BRIEF
In the data below, locate each line with the word "Production" and list it.

==*==

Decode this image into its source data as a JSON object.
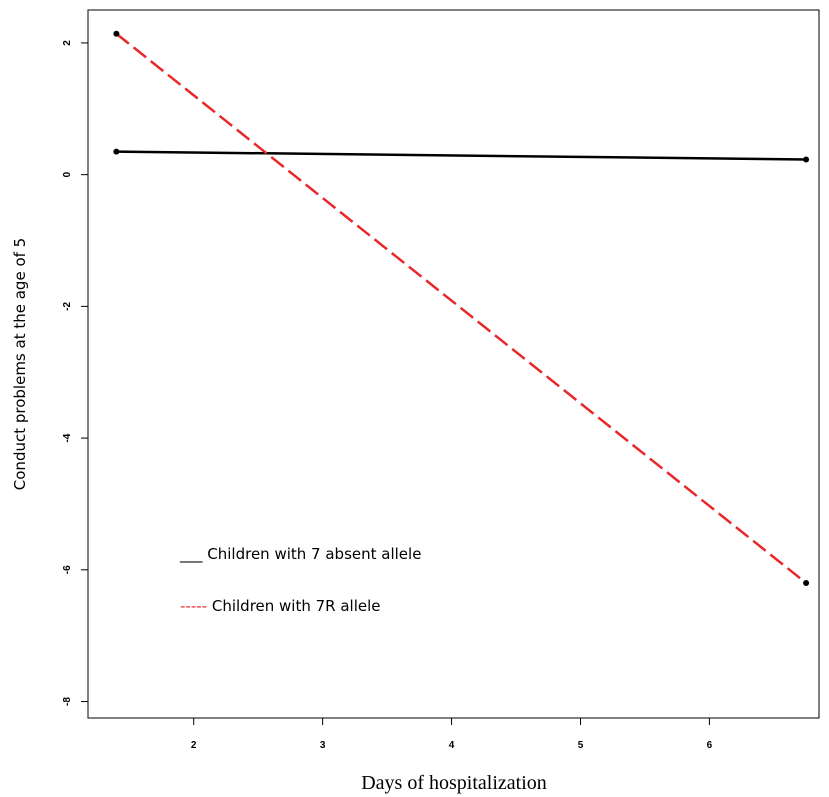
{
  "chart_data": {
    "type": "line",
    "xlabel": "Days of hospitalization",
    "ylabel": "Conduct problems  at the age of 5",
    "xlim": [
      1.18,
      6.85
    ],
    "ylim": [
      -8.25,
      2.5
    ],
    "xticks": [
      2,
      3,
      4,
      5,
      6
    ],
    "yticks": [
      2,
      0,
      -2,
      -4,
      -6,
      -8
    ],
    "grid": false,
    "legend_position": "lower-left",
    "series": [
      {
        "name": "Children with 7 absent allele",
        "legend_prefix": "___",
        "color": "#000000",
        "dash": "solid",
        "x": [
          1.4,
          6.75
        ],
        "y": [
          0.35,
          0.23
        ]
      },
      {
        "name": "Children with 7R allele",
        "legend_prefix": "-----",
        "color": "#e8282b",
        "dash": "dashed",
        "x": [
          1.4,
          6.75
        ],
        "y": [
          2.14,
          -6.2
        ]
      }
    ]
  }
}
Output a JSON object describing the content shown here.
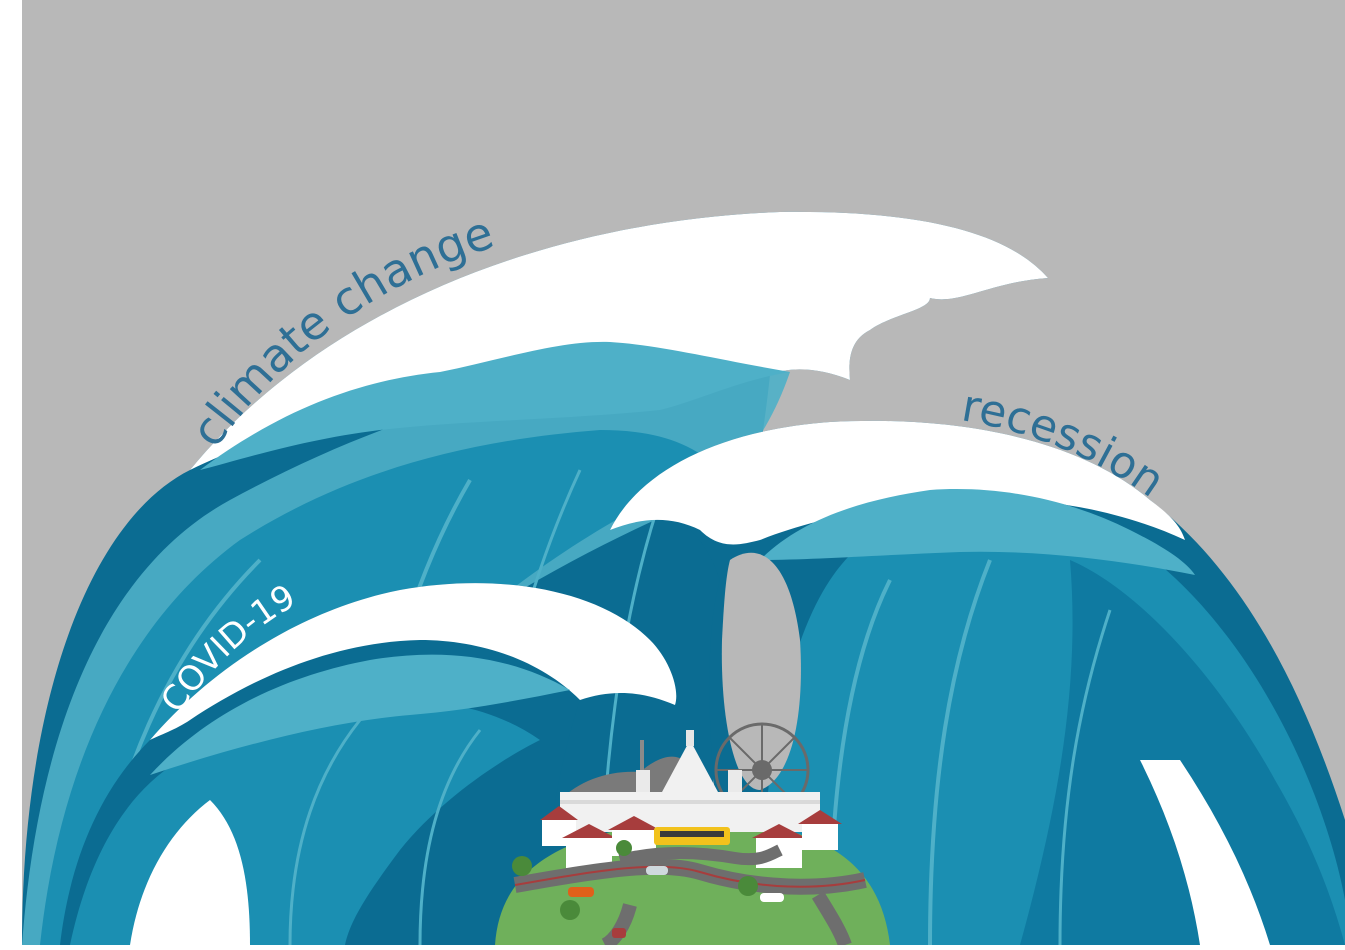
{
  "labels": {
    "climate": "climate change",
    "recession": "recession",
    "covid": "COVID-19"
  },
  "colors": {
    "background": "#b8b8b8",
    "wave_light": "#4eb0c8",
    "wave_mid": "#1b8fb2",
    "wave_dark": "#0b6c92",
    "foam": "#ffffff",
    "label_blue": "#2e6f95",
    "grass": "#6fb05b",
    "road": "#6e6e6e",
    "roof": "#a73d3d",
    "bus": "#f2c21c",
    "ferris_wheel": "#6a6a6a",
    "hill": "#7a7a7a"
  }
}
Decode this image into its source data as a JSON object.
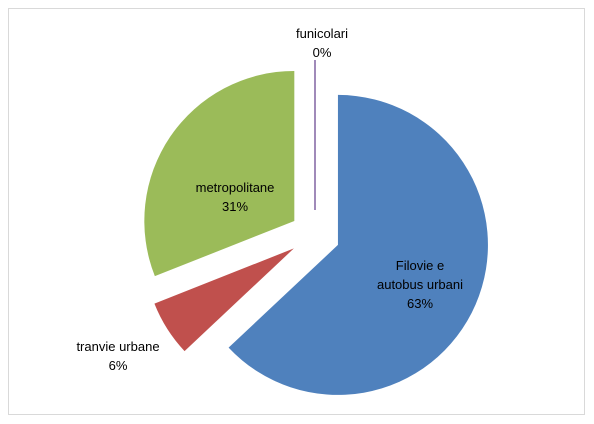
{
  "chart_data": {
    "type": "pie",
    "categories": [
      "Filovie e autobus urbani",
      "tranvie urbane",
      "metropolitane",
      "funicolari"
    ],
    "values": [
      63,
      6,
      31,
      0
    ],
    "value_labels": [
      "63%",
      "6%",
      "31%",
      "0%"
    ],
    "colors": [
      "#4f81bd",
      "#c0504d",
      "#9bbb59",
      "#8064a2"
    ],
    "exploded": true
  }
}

==*==

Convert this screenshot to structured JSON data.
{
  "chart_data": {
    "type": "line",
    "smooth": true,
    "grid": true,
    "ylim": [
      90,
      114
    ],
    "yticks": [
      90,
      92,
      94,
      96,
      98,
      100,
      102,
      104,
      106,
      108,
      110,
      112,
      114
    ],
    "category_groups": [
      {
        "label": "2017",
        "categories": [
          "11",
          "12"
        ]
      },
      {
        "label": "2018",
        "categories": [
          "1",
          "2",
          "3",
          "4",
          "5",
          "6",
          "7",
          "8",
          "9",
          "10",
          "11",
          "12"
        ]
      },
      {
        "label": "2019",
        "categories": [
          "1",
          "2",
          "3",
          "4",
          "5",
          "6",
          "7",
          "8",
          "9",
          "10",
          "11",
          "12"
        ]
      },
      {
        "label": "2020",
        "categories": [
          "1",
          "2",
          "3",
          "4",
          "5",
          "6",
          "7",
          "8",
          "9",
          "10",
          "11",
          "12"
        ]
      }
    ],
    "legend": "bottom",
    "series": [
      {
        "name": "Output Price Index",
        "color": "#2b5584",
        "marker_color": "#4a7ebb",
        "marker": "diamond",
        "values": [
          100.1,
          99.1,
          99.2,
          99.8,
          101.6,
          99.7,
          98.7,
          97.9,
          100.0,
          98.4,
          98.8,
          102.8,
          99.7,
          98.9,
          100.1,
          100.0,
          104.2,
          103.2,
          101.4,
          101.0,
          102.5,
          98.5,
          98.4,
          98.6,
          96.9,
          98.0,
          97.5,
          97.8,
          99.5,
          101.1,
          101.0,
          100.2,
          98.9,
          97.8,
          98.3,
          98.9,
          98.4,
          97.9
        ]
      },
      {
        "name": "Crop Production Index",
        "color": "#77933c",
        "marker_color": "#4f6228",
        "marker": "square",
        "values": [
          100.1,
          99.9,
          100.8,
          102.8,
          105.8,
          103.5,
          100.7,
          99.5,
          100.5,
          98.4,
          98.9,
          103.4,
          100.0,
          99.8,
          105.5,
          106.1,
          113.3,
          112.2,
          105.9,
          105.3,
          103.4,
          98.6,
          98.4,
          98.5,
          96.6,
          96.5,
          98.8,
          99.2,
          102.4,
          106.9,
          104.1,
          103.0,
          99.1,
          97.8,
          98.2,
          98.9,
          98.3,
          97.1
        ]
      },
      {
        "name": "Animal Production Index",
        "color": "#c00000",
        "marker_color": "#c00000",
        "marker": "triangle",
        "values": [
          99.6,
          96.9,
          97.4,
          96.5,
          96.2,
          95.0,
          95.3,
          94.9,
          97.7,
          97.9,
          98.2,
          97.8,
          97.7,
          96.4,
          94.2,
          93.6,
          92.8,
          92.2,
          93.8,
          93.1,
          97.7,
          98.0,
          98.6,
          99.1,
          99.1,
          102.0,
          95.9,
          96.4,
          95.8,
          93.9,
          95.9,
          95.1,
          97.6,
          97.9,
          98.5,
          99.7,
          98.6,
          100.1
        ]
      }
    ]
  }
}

==*==

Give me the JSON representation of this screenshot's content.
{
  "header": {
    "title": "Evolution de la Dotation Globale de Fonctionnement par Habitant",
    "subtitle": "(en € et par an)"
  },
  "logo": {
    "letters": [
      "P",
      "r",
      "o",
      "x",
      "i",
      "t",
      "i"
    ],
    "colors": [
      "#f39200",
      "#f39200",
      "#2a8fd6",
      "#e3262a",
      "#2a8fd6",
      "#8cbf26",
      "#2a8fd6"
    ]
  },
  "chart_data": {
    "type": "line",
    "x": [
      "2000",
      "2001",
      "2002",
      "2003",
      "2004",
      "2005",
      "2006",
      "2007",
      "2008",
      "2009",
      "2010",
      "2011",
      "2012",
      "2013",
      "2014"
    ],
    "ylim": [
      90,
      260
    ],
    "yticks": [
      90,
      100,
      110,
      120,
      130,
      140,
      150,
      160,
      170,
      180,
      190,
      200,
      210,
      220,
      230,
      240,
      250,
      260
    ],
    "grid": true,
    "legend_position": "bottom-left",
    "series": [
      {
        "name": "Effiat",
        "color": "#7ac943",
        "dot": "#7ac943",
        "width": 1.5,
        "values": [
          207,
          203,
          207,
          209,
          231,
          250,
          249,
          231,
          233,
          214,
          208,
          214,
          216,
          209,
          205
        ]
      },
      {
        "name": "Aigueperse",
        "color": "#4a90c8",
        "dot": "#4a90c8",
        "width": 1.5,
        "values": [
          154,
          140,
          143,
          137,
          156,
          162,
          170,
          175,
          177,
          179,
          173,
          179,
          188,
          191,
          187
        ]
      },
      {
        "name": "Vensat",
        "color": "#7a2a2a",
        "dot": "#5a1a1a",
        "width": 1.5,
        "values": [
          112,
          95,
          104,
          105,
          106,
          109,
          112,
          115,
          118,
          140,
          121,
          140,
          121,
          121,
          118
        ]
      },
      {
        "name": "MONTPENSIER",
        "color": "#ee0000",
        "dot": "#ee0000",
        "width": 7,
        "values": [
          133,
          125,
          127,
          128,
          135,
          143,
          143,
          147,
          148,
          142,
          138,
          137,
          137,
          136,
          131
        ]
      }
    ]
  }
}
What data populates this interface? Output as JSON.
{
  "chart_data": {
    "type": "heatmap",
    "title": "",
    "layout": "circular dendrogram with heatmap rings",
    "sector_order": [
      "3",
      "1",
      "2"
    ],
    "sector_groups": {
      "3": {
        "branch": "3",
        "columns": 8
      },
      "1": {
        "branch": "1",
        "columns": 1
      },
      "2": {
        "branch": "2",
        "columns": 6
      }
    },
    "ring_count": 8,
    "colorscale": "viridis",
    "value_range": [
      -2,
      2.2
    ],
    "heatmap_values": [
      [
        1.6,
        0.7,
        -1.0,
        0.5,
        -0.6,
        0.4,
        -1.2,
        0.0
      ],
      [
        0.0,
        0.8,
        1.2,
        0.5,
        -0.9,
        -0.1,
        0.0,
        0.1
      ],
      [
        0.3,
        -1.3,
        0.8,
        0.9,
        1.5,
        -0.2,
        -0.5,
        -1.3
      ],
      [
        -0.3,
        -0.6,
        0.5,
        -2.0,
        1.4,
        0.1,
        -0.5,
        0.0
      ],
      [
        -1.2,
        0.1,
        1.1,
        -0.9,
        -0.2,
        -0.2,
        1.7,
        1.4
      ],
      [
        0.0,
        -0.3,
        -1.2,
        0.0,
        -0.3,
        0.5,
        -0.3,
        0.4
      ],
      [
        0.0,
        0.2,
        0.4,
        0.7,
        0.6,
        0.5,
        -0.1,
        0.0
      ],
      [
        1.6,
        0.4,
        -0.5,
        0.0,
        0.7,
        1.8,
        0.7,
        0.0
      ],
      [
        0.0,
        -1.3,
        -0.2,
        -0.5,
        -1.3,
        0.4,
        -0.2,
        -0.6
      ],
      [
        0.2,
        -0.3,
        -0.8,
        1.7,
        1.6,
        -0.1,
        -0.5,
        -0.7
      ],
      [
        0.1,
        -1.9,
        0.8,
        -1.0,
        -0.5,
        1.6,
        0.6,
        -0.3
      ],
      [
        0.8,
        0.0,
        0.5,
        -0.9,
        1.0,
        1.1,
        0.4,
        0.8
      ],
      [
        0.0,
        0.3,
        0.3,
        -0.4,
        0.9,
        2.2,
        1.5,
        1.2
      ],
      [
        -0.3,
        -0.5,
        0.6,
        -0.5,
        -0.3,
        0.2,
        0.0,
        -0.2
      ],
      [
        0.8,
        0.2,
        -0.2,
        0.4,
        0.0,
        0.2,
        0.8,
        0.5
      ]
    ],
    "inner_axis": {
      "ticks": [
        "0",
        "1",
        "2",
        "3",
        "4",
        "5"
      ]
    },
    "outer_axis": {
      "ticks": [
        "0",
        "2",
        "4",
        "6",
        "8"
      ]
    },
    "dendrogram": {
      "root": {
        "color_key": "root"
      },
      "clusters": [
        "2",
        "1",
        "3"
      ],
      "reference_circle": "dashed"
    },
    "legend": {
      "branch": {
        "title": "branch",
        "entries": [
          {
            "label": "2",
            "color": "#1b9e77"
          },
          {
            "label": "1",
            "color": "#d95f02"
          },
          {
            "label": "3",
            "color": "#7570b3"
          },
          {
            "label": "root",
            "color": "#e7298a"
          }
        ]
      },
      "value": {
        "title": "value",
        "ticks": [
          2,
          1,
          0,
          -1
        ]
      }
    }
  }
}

==*==

RESPONSE
        "name": "Crop Production Index",
        "name": "Animal Production Index",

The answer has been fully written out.